• _STATED EXERCISE_: Print all of the data exactly.

[start DATA FOR THE TASK]

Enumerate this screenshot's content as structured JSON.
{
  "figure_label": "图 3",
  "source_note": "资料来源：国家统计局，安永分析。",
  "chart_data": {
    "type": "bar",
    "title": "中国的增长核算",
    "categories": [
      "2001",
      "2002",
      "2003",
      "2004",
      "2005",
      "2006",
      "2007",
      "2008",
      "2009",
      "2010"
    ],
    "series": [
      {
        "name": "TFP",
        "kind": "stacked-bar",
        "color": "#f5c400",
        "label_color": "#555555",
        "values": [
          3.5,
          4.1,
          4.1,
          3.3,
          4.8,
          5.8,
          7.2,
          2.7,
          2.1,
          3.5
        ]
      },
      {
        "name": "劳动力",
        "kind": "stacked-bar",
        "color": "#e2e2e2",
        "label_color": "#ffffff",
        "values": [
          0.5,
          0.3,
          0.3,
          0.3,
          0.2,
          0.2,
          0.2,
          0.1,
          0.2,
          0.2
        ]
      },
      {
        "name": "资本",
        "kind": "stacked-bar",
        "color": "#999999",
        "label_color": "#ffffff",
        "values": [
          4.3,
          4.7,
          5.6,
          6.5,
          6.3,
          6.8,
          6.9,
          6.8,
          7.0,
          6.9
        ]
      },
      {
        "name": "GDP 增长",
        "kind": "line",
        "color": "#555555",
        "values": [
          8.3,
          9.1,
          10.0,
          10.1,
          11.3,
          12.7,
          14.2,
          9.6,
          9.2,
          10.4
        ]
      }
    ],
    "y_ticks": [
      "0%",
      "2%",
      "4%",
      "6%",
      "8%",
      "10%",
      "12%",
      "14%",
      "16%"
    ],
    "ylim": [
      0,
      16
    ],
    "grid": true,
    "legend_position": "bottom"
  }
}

[end DATA FOR THE TASK]

• _ANSWER TO THE EXERCISE_:
Enumerate this screenshot's content as structured JSON.
{
  "figure_label": "图 3",
  "source_note": "资料来源：国家统计局，安永分析。",
  "chart_data": {
    "type": "bar",
    "title": "中国的增长核算",
    "categories": [
      "2001",
      "2002",
      "2003",
      "2004",
      "2005",
      "2006",
      "2007",
      "2008",
      "2009",
      "2010"
    ],
    "series": [
      {
        "name": "TFP",
        "kind": "stacked-bar",
        "color": "#f5c400",
        "label_color": "#555555",
        "values": [
          3.5,
          4.1,
          4.1,
          3.3,
          4.8,
          5.8,
          7.2,
          2.7,
          2.1,
          3.5
        ]
      },
      {
        "name": "劳动力",
        "kind": "stacked-bar",
        "color": "#e2e2e2",
        "label_color": "#ffffff",
        "values": [
          0.5,
          0.3,
          0.3,
          0.3,
          0.2,
          0.2,
          0.2,
          0.1,
          0.2,
          0.2
        ]
      },
      {
        "name": "资本",
        "kind": "stacked-bar",
        "color": "#999999",
        "label_color": "#ffffff",
        "values": [
          4.3,
          4.7,
          5.6,
          6.5,
          6.3,
          6.8,
          6.9,
          6.8,
          7.0,
          6.9
        ]
      },
      {
        "name": "GDP 增长",
        "kind": "line",
        "color": "#555555",
        "values": [
          8.3,
          9.1,
          10.0,
          10.1,
          11.3,
          12.7,
          14.2,
          9.6,
          9.2,
          10.4
        ]
      }
    ],
    "y_ticks": [
      "0%",
      "2%",
      "4%",
      "6%",
      "8%",
      "10%",
      "12%",
      "14%",
      "16%"
    ],
    "ylim": [
      0,
      16
    ],
    "grid": true,
    "legend_position": "bottom"
  }
}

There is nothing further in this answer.